**Lines of data**
'''
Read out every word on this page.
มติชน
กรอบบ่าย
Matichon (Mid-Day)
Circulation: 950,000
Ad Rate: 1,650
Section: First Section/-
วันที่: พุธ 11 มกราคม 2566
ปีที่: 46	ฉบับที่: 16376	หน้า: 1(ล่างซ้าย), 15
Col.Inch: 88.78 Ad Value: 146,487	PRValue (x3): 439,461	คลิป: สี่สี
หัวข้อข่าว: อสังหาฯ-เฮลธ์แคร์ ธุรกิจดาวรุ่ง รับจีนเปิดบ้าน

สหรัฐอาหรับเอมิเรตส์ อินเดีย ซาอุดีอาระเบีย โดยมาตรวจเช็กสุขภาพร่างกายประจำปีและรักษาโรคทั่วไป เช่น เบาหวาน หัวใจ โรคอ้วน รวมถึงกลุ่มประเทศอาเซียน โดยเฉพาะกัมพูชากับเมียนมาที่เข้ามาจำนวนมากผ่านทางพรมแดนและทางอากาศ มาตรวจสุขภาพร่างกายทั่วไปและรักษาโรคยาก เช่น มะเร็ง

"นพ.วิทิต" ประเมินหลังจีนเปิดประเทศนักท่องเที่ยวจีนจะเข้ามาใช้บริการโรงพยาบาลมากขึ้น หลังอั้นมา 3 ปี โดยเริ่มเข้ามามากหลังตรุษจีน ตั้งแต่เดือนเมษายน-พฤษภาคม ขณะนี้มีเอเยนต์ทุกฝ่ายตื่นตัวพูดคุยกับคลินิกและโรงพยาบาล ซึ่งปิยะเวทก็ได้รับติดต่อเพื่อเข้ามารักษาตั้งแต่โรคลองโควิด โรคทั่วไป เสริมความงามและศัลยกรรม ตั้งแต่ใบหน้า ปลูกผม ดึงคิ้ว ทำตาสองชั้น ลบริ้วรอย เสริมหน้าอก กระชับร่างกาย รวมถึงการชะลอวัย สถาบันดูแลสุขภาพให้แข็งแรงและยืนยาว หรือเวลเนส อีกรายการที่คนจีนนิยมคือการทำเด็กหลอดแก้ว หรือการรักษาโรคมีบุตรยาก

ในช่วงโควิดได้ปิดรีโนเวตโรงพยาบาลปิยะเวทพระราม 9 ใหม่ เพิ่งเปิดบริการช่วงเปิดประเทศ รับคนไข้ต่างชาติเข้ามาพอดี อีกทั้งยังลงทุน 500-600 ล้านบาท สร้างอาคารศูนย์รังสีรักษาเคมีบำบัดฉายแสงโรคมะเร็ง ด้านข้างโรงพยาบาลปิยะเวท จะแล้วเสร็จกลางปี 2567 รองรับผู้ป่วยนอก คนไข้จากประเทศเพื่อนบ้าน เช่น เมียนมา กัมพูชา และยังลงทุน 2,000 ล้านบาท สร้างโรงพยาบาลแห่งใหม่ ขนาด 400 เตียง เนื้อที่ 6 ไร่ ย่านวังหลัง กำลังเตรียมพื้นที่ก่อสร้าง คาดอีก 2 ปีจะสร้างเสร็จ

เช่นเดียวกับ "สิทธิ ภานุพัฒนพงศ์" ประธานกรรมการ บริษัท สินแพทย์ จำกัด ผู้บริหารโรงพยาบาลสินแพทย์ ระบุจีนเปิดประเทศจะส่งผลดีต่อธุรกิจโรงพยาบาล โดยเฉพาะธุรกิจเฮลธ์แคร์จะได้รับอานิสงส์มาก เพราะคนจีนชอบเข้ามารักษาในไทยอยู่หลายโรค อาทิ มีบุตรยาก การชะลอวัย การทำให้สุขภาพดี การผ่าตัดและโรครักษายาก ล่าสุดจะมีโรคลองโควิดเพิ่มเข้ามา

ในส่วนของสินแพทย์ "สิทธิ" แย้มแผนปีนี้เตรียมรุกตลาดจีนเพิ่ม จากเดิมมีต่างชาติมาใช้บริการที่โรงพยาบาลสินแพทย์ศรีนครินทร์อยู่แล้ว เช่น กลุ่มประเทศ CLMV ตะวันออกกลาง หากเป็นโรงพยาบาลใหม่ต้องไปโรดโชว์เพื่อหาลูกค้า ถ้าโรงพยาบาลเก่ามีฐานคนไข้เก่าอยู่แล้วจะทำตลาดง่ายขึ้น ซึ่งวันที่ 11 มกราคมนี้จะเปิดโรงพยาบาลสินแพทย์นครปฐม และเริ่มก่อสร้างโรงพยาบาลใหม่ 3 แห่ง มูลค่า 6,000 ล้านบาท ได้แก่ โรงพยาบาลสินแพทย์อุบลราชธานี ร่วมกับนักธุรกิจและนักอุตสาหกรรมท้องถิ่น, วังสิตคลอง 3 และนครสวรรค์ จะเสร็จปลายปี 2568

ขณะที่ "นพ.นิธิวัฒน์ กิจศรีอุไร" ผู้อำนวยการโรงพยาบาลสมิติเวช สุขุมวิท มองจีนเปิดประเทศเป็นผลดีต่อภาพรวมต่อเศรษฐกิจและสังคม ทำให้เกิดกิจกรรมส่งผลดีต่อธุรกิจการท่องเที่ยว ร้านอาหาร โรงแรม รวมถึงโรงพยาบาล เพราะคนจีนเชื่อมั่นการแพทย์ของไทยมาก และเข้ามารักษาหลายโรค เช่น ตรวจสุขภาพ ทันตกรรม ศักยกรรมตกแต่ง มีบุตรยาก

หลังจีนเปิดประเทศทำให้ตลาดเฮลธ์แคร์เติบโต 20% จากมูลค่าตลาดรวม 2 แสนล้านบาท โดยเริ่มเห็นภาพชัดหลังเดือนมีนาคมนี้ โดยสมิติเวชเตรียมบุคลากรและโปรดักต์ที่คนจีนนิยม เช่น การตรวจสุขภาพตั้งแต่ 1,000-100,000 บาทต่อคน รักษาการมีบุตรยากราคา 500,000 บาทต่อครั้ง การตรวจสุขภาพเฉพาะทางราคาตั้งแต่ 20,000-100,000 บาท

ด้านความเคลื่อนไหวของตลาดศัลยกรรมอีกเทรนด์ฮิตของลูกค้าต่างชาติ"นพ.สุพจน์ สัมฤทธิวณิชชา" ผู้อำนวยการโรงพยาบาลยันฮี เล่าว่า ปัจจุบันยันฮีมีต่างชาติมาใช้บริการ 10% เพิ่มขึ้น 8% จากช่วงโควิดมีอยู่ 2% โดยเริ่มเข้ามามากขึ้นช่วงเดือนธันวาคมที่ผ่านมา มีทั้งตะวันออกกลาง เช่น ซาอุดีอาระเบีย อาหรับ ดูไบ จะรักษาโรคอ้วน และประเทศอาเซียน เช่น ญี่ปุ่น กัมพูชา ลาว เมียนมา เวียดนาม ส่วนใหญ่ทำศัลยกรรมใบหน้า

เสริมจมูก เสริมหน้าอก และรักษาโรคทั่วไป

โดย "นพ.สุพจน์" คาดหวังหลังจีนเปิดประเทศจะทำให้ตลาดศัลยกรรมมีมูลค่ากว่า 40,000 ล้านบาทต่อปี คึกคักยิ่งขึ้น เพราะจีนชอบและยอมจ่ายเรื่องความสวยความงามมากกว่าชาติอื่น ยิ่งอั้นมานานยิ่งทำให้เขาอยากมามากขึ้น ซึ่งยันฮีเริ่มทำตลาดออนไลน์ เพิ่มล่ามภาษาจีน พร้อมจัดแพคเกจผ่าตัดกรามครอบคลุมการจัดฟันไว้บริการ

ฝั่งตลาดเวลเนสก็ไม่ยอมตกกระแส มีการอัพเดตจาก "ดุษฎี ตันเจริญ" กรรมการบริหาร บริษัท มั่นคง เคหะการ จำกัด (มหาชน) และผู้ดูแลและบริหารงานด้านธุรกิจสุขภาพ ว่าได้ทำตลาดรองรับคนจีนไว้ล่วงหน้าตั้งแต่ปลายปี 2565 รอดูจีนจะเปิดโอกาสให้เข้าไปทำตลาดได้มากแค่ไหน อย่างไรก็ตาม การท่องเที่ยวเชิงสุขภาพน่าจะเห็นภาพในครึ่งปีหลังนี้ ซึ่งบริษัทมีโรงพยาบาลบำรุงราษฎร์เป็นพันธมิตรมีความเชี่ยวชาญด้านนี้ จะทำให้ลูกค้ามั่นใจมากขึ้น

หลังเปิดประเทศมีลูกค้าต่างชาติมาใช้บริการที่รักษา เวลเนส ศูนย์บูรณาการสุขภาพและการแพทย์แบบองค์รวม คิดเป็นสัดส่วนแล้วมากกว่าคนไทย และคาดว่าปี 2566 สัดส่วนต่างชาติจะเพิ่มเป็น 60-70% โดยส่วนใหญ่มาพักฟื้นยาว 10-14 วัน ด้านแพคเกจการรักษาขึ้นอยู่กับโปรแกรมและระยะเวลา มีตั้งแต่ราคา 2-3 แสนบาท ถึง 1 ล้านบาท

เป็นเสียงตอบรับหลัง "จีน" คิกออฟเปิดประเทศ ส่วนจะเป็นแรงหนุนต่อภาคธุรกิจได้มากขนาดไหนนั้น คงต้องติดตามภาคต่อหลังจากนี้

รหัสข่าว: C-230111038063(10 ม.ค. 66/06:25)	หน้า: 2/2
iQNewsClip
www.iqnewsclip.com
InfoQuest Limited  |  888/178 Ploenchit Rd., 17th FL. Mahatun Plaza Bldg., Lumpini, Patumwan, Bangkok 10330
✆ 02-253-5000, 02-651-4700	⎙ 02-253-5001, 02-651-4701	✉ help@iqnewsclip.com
'''
**TASK DETAILS**
Determine how many of the lines above hold the word "อาระเบ", and output that number by itself.

**FINISHED TASK**
2